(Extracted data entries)
# # # # #

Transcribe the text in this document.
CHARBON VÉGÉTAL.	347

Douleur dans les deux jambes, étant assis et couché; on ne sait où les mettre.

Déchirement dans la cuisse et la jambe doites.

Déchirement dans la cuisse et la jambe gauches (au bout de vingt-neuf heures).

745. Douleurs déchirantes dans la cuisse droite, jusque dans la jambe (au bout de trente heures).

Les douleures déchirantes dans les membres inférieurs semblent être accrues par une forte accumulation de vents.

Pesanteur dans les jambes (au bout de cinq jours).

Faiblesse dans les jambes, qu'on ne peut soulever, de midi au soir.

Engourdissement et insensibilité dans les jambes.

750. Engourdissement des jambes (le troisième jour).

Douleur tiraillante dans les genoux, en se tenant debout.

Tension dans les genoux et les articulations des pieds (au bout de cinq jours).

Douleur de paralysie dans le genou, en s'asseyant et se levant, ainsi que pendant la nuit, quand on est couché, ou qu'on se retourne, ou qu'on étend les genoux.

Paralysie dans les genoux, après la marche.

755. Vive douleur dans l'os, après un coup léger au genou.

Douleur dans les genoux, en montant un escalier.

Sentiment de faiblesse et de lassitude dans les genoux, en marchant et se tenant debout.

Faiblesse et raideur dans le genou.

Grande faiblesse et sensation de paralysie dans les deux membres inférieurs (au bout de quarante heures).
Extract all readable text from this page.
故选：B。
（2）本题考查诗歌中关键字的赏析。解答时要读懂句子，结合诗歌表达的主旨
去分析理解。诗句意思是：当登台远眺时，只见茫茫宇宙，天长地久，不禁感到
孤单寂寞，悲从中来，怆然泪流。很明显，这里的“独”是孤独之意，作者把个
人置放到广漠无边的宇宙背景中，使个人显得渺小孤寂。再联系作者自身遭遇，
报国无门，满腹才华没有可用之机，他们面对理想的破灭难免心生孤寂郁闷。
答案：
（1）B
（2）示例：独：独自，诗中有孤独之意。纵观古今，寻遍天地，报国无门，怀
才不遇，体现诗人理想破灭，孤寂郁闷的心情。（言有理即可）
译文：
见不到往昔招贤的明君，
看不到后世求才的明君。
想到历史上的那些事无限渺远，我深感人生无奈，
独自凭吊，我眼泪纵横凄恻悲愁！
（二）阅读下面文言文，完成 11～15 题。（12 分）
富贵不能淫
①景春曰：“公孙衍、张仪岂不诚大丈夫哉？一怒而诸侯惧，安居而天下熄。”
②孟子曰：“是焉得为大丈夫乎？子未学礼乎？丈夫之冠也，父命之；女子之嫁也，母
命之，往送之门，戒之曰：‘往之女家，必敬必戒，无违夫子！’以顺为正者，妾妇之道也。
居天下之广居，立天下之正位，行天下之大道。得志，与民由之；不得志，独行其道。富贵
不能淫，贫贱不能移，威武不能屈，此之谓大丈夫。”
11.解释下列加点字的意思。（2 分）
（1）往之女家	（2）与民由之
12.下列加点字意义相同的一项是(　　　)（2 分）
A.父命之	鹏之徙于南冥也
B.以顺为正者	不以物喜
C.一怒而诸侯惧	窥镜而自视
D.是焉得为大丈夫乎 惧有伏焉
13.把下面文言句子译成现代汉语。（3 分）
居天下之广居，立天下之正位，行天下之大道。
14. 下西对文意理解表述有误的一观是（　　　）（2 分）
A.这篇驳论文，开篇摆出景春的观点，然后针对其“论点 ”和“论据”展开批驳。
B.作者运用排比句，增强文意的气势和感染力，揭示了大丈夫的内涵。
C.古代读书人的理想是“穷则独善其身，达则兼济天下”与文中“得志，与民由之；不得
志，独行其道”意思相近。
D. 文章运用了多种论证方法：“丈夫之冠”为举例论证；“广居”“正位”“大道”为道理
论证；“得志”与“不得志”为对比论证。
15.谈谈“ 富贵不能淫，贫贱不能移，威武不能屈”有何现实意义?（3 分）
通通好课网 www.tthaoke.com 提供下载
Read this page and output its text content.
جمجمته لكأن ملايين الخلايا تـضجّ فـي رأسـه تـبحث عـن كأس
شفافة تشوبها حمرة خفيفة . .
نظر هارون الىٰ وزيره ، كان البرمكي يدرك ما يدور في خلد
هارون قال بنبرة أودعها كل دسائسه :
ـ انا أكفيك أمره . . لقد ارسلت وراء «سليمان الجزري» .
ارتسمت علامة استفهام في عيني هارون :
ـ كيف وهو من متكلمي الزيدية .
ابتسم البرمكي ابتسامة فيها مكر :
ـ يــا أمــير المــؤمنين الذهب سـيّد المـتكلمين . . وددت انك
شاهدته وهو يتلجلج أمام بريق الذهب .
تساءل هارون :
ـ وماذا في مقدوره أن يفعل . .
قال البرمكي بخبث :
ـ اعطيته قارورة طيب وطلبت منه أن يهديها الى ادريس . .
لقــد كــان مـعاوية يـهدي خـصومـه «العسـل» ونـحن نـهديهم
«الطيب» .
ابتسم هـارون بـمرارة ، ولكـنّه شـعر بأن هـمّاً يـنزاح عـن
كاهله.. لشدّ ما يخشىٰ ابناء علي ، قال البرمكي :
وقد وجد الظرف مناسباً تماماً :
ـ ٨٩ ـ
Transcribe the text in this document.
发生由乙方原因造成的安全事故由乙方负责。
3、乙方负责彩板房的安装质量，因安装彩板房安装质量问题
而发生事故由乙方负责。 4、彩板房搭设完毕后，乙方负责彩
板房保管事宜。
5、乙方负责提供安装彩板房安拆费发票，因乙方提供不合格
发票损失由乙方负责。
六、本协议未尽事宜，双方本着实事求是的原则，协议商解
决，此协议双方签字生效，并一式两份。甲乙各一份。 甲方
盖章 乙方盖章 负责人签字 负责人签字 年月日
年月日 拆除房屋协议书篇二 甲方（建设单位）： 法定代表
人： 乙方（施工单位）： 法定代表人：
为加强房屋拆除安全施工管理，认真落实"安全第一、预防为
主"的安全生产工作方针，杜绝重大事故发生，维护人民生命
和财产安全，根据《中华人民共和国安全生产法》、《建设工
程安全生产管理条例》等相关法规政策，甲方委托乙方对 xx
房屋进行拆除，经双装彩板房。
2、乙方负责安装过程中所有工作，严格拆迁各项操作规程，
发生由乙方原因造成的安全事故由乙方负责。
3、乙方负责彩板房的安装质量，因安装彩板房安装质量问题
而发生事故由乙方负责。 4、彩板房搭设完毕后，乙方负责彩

# # # # #

▶ Goal:
Retype nothing except the lines from the line holding "Read this page and output its text content." through the last line of the entries, both included.

▶ Answer for the task:
Read this page and output its text content.
جمجمته لكأن ملايين الخلايا تـضجّ فـي رأسـه تـبحث عـن كأس
شفافة تشوبها حمرة خفيفة . .
نظر هارون الىٰ وزيره ، كان البرمكي يدرك ما يدور في خلد
هارون قال بنبرة أودعها كل دسائسه :
ـ انا أكفيك أمره . . لقد ارسلت وراء «سليمان الجزري» .
ارتسمت علامة استفهام في عيني هارون :
ـ كيف وهو من متكلمي الزيدية .
ابتسم البرمكي ابتسامة فيها مكر :
ـ يــا أمــير المــؤمنين الذهب سـيّد المـتكلمين . . وددت انك
شاهدته وهو يتلجلج أمام بريق الذهب .
تساءل هارون :
ـ وماذا في مقدوره أن يفعل . .
قال البرمكي بخبث :
ـ اعطيته قارورة طيب وطلبت منه أن يهديها الى ادريس . .
لقــد كــان مـعاوية يـهدي خـصومـه «العسـل» ونـحن نـهديهم
«الطيب» .
ابتسم هـارون بـمرارة ، ولكـنّه شـعر بأن هـمّاً يـنزاح عـن
كاهله.. لشدّ ما يخشىٰ ابناء علي ، قال البرمكي :
وقد وجد الظرف مناسباً تماماً :
ـ ٨٩ ـ
Transcribe the text in this document.
发生由乙方原因造成的安全事故由乙方负责。
3、乙方负责彩板房的安装质量，因安装彩板房安装质量问题
而发生事故由乙方负责。 4、彩板房搭设完毕后，乙方负责彩
板房保管事宜。
5、乙方负责提供安装彩板房安拆费发票，因乙方提供不合格
发票损失由乙方负责。
六、本协议未尽事宜，双方本着实事求是的原则，协议商解
决，此协议双方签字生效，并一式两份。甲乙各一份。 甲方
盖章 乙方盖章 负责人签字 负责人签字 年月日
年月日 拆除房屋协议书篇二 甲方（建设单位）： 法定代表
人： 乙方（施工单位）： 法定代表人：
为加强房屋拆除安全施工管理，认真落实"安全第一、预防为
主"的安全生产工作方针，杜绝重大事故发生，维护人民生命
和财产安全，根据《中华人民共和国安全生产法》、《建设工
程安全生产管理条例》等相关法规政策，甲方委托乙方对 xx
房屋进行拆除，经双装彩板房。
2、乙方负责安装过程中所有工作，严格拆迁各项操作规程，
发生由乙方原因造成的安全事故由乙方负责。
3、乙方负责彩板房的安装质量，因安装彩板房安装质量问题
而发生事故由乙方负责。 4、彩板房搭设完毕后，乙方负责彩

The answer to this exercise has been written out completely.